* Task brief:
Could you copy every one of the lines below word for word, with nothing changed?

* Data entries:
--*--
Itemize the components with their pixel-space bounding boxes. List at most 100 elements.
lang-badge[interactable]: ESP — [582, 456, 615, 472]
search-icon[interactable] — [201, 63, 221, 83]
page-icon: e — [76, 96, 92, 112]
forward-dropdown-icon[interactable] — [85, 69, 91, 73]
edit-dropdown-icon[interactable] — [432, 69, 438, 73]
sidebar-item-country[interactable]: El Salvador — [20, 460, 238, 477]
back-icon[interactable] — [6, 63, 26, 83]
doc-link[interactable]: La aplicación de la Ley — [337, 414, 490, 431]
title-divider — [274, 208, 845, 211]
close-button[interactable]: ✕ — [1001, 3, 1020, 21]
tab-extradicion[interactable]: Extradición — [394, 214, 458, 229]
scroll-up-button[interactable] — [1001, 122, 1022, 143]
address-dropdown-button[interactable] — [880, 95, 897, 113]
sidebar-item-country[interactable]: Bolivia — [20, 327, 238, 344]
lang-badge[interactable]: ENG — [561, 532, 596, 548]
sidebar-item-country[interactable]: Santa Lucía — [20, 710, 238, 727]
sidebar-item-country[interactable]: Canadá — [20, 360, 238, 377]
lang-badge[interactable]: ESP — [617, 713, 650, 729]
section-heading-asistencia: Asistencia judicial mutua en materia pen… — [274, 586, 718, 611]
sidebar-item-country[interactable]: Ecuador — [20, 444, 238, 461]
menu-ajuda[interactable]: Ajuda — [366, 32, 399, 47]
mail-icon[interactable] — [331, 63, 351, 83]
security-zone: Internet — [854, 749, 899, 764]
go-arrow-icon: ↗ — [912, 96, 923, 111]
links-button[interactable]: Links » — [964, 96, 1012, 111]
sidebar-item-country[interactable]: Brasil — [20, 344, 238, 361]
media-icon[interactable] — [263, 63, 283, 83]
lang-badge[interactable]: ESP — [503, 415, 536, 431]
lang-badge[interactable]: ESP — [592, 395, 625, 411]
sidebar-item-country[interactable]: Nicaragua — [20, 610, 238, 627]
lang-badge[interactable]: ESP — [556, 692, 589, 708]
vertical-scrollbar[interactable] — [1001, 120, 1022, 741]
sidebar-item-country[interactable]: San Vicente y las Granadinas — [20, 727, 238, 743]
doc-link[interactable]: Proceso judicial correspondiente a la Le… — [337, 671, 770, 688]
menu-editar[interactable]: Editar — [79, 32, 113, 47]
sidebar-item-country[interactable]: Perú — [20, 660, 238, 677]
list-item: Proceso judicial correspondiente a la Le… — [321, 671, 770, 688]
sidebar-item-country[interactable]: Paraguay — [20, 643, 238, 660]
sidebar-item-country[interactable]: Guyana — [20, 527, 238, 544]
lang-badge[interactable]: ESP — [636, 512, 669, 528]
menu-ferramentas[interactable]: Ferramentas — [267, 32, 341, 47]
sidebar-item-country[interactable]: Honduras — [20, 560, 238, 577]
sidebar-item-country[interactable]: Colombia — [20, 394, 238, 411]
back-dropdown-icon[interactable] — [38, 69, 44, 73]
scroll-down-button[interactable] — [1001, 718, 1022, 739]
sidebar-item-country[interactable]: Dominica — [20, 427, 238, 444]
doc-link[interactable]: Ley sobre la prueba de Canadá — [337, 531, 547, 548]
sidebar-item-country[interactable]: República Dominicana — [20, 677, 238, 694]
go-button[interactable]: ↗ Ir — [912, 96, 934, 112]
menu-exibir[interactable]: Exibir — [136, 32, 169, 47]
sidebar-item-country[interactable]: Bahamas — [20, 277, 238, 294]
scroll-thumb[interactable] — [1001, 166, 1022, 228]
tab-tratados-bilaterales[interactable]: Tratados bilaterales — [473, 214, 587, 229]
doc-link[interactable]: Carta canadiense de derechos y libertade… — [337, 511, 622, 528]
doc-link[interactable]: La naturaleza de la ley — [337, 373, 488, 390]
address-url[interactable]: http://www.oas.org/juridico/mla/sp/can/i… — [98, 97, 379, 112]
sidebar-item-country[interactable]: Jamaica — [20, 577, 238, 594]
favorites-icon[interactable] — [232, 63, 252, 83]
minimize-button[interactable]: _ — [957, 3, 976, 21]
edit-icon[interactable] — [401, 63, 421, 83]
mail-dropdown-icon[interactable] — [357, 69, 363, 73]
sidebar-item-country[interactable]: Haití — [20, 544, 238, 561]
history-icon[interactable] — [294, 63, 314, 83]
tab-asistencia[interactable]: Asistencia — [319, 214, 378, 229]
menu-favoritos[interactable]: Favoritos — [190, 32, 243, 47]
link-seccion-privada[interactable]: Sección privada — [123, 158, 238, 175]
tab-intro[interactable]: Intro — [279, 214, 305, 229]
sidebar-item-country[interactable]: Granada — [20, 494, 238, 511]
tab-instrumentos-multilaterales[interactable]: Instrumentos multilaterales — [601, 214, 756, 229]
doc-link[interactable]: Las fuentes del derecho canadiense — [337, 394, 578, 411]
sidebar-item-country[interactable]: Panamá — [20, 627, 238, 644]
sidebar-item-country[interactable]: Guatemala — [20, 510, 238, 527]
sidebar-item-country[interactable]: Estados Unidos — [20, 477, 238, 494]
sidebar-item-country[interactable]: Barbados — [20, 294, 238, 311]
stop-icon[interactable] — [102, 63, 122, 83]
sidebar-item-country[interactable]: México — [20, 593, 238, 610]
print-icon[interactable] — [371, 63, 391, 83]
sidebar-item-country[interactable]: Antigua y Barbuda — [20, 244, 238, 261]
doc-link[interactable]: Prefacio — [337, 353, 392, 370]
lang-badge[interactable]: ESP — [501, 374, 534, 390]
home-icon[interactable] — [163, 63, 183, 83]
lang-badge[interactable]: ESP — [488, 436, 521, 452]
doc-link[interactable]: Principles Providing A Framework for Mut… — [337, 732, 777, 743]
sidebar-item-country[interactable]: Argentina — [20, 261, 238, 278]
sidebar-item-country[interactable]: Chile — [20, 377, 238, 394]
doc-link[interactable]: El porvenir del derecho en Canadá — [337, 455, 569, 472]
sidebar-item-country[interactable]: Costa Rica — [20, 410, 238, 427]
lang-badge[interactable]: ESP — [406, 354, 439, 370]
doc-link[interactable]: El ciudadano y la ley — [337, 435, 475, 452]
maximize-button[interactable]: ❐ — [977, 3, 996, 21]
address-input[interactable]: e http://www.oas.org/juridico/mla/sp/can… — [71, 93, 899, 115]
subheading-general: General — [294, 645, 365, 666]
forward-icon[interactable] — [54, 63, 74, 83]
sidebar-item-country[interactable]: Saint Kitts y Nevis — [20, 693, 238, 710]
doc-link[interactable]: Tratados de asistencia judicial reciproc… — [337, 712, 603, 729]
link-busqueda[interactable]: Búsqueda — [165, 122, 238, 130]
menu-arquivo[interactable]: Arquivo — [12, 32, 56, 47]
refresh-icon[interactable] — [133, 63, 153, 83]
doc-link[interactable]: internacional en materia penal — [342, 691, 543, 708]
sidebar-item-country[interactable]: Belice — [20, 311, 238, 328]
--*--
* Exercise solution:
Itemize the components with their pixel-space bounding boxes. List at most 100 elements.
lang-badge[interactable]: ESP — [582, 456, 615, 472]
search-icon[interactable] — [201, 63, 221, 83]
page-icon: e — [76, 96, 92, 112]
forward-dropdown-icon[interactable] — [85, 69, 91, 73]
edit-dropdown-icon[interactable] — [432, 69, 438, 73]
sidebar-item-country[interactable]: El Salvador — [20, 460, 238, 477]
back-icon[interactable] — [6, 63, 26, 83]
doc-link[interactable]: La aplicación de la Ley — [337, 414, 490, 431]
title-divider — [274, 208, 845, 211]
close-button[interactable]: ✕ — [1001, 3, 1020, 21]
tab-extradicion[interactable]: Extradición — [394, 214, 458, 229]
scroll-up-button[interactable] — [1001, 122, 1022, 143]
address-dropdown-button[interactable] — [880, 95, 897, 113]
sidebar-item-country[interactable]: Bolivia — [20, 327, 238, 344]
lang-badge[interactable]: ENG — [561, 532, 596, 548]
sidebar-item-country[interactable]: Santa Lucía — [20, 710, 238, 727]
sidebar-item-country[interactable]: Canadá — [20, 360, 238, 377]
lang-badge[interactable]: ESP — [617, 713, 650, 729]
section-heading-asistencia: Asistencia judicial mutua en materia pen… — [274, 586, 718, 611]
sidebar-item-country[interactable]: Ecuador — [20, 444, 238, 461]
menu-ajuda[interactable]: Ajuda — [366, 32, 399, 47]
mail-icon[interactable] — [331, 63, 351, 83]
security-zone: Internet — [854, 749, 899, 764]
go-arrow-icon: ↗ — [912, 96, 923, 111]
links-button[interactable]: Links » — [964, 96, 1012, 111]
sidebar-item-country[interactable]: Brasil — [20, 344, 238, 361]
media-icon[interactable] — [263, 63, 283, 83]
lang-badge[interactable]: ESP — [503, 415, 536, 431]
lang-badge[interactable]: ESP — [592, 395, 625, 411]
sidebar-item-country[interactable]: Nicaragua — [20, 610, 238, 627]
lang-badge[interactable]: ESP — [556, 692, 589, 708]
vertical-scrollbar[interactable] — [1001, 120, 1022, 741]
sidebar-item-country[interactable]: San Vicente y las Granadinas — [20, 727, 238, 743]
doc-link[interactable]: Proceso judicial correspondiente a la Le… — [337, 671, 770, 688]
menu-editar[interactable]: Editar — [79, 32, 113, 47]
sidebar-item-country[interactable]: Perú — [20, 660, 238, 677]
list-item: Proceso judicial correspondiente a la Le… — [321, 671, 770, 688]
sidebar-item-country[interactable]: Paraguay — [20, 643, 238, 660]
sidebar-item-country[interactable]: Guyana — [20, 527, 238, 544]
lang-badge[interactable]: ESP — [636, 512, 669, 528]
menu-ferramentas[interactable]: Ferramentas — [267, 32, 341, 47]
sidebar-item-country[interactable]: Honduras — [20, 560, 238, 577]
sidebar-item-country[interactable]: Colombia — [20, 394, 238, 411]
back-dropdown-icon[interactable] — [38, 69, 44, 73]
scroll-down-button[interactable] — [1001, 718, 1022, 739]
sidebar-item-country[interactable]: Dominica — [20, 427, 238, 444]
doc-link[interactable]: Ley sobre la prueba de Canadá — [337, 531, 547, 548]
sidebar-item-country[interactable]: República Dominicana — [20, 677, 238, 694]
go-button[interactable]: ↗ Ir — [912, 96, 934, 112]
menu-exibir[interactable]: Exibir — [136, 32, 169, 47]
sidebar-item-country[interactable]: Bahamas — [20, 277, 238, 294]
scroll-thumb[interactable] — [1001, 166, 1022, 228]
tab-tratados-bilaterales[interactable]: Tratados bilaterales — [473, 214, 587, 229]
doc-link[interactable]: Carta canadiense de derechos y libertade… — [337, 511, 622, 528]
doc-link[interactable]: La naturaleza de la ley — [337, 373, 488, 390]
address-url[interactable]: http://www.oas.org/juridico/mla/sp/can/i… — [98, 97, 379, 112]
sidebar-item-country[interactable]: Jamaica — [20, 577, 238, 594]
favorites-icon[interactable] — [232, 63, 252, 83]
minimize-button[interactable]: _ — [957, 3, 976, 21]
edit-icon[interactable] — [401, 63, 421, 83]
mail-dropdown-icon[interactable] — [357, 69, 363, 73]
sidebar-item-country[interactable]: Haití — [20, 544, 238, 561]
history-icon[interactable] — [294, 63, 314, 83]
tab-asistencia[interactable]: Asistencia — [319, 214, 378, 229]
menu-favoritos[interactable]: Favoritos — [190, 32, 243, 47]
link-seccion-privada[interactable]: Sección privada — [123, 158, 238, 175]
tab-intro[interactable]: Intro — [279, 214, 305, 229]
sidebar-item-country[interactable]: Granada — [20, 494, 238, 511]
tab-instrumentos-multilaterales[interactable]: Instrumentos multilaterales — [601, 214, 756, 229]
doc-link[interactable]: Las fuentes del derecho canadiense — [337, 394, 578, 411]
sidebar-item-country[interactable]: Panamá — [20, 627, 238, 644]
sidebar-item-country[interactable]: Guatemala — [20, 510, 238, 527]
sidebar-item-country[interactable]: Estados Unidos — [20, 477, 238, 494]
sidebar-item-country[interactable]: Barbados — [20, 294, 238, 311]
stop-icon[interactable] — [102, 63, 122, 83]
sidebar-item-country[interactable]: México — [20, 593, 238, 610]
print-icon[interactable] — [371, 63, 391, 83]
sidebar-item-country[interactable]: Antigua y Barbuda — [20, 244, 238, 261]
doc-link[interactable]: Prefacio — [337, 353, 392, 370]
lang-badge[interactable]: ESP — [501, 374, 534, 390]
home-icon[interactable] — [163, 63, 183, 83]
lang-badge[interactable]: ESP — [488, 436, 521, 452]
doc-link[interactable]: Principles Providing A Framework for Mut… — [337, 732, 777, 743]
sidebar-item-country[interactable]: Argentina — [20, 261, 238, 278]
sidebar-item-country[interactable]: Chile — [20, 377, 238, 394]
doc-link[interactable]: El porvenir del derecho en Canadá — [337, 455, 569, 472]
sidebar-item-country[interactable]: Costa Rica — [20, 410, 238, 427]
lang-badge[interactable]: ESP — [406, 354, 439, 370]
doc-link[interactable]: El ciudadano y la ley — [337, 435, 475, 452]
maximize-button[interactable]: ❐ — [977, 3, 996, 21]
address-input[interactable]: e http://www.oas.org/juridico/mla/sp/can… — [71, 93, 899, 115]
subheading-general: General — [294, 645, 365, 666]
forward-icon[interactable] — [54, 63, 74, 83]
sidebar-item-country[interactable]: Saint Kitts y Nevis — [20, 693, 238, 710]
doc-link[interactable]: Tratados de asistencia judicial reciproc… — [337, 712, 603, 729]
link-busqueda[interactable]: Búsqueda — [165, 122, 238, 130]
menu-arquivo[interactable]: Arquivo — [12, 32, 56, 47]
refresh-icon[interactable] — [133, 63, 153, 83]
doc-link[interactable]: internacional en materia penal — [342, 691, 543, 708]
sidebar-item-country[interactable]: Belice — [20, 311, 238, 328]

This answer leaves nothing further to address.